Work to complete
Give back the full material, exactly as it reads.

Data listing:
· · · · ·

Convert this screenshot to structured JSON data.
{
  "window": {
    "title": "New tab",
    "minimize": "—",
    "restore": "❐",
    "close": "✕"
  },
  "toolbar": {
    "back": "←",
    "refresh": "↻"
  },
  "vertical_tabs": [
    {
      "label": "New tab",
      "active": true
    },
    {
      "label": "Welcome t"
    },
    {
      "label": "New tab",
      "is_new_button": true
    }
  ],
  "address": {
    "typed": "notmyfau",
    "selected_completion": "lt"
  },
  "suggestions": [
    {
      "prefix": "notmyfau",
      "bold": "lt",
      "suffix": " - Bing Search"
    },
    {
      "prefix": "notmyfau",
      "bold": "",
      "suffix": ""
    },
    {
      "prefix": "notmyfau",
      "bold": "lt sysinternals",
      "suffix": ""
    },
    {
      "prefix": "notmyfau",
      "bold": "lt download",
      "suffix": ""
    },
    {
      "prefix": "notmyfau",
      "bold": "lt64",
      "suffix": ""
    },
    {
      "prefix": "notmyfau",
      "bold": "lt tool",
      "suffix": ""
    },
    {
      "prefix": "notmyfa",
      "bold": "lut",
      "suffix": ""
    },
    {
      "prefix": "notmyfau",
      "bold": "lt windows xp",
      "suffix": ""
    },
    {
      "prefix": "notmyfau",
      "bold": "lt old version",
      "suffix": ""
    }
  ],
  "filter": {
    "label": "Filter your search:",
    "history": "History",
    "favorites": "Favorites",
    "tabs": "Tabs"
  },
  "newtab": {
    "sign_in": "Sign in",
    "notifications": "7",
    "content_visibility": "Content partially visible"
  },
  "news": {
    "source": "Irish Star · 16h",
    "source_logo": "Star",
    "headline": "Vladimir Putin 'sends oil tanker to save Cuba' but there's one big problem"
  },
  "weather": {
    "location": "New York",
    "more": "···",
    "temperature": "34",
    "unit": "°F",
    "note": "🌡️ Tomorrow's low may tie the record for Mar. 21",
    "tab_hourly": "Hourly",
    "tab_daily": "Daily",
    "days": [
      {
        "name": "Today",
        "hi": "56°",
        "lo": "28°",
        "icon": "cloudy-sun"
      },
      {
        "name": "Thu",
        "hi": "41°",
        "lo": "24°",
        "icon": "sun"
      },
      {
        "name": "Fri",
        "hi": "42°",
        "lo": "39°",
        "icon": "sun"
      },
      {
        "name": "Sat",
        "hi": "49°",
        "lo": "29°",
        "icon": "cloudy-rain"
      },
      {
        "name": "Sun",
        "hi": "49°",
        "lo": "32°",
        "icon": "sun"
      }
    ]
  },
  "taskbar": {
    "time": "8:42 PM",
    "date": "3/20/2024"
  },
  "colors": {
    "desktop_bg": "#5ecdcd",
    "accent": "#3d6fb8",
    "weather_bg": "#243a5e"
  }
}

· · · · ·

Answer below
Convert this screenshot to structured JSON data.
{
  "window": {
    "title": "New tab",
    "minimize": "—",
    "restore": "❐",
    "close": "✕"
  },
  "toolbar": {
    "back": "←",
    "refresh": "↻"
  },
  "vertical_tabs": [
    {
      "label": "New tab",
      "active": true
    },
    {
      "label": "Welcome t"
    },
    {
      "label": "New tab",
      "is_new_button": true
    }
  ],
  "address": {
    "typed": "notmyfau",
    "selected_completion": "lt"
  },
  "suggestions": [
    {
      "prefix": "notmyfau",
      "bold": "lt",
      "suffix": " - Bing Search"
    },
    {
      "prefix": "notmyfau",
      "bold": "",
      "suffix": ""
    },
    {
      "prefix": "notmyfau",
      "bold": "lt sysinternals",
      "suffix": ""
    },
    {
      "prefix": "notmyfau",
      "bold": "lt download",
      "suffix": ""
    },
    {
      "prefix": "notmyfau",
      "bold": "lt64",
      "suffix": ""
    },
    {
      "prefix": "notmyfau",
      "bold": "lt tool",
      "suffix": ""
    },
    {
      "prefix": "notmyfa",
      "bold": "lut",
      "suffix": ""
    },
    {
      "prefix": "notmyfau",
      "bold": "lt windows xp",
      "suffix": ""
    },
    {
      "prefix": "notmyfau",
      "bold": "lt old version",
      "suffix": ""
    }
  ],
  "filter": {
    "label": "Filter your search:",
    "history": "History",
    "favorites": "Favorites",
    "tabs": "Tabs"
  },
  "newtab": {
    "sign_in": "Sign in",
    "notifications": "7",
    "content_visibility": "Content partially visible"
  },
  "news": {
    "source": "Irish Star · 16h",
    "source_logo": "Star",
    "headline": "Vladimir Putin 'sends oil tanker to save Cuba' but there's one big problem"
  },
  "weather": {
    "location": "New York",
    "more": "···",
    "temperature": "34",
    "unit": "°F",
    "note": "🌡️ Tomorrow's low may tie the record for Mar. 21",
    "tab_hourly": "Hourly",
    "tab_daily": "Daily",
    "days": [
      {
        "name": "Today",
        "hi": "56°",
        "lo": "28°",
        "icon": "cloudy-sun"
      },
      {
        "name": "Thu",
        "hi": "41°",
        "lo": "24°",
        "icon": "sun"
      },
      {
        "name": "Fri",
        "hi": "42°",
        "lo": "39°",
        "icon": "sun"
      },
      {
        "name": "Sat",
        "hi": "49°",
        "lo": "29°",
        "icon": "cloudy-rain"
      },
      {
        "name": "Sun",
        "hi": "49°",
        "lo": "32°",
        "icon": "sun"
      }
    ]
  },
  "taskbar": {
    "time": "8:42 PM",
    "date": "3/20/2024"
  },
  "colors": {
    "desktop_bg": "#5ecdcd",
    "accent": "#3d6fb8",
    "weather_bg": "#243a5e"
  }
}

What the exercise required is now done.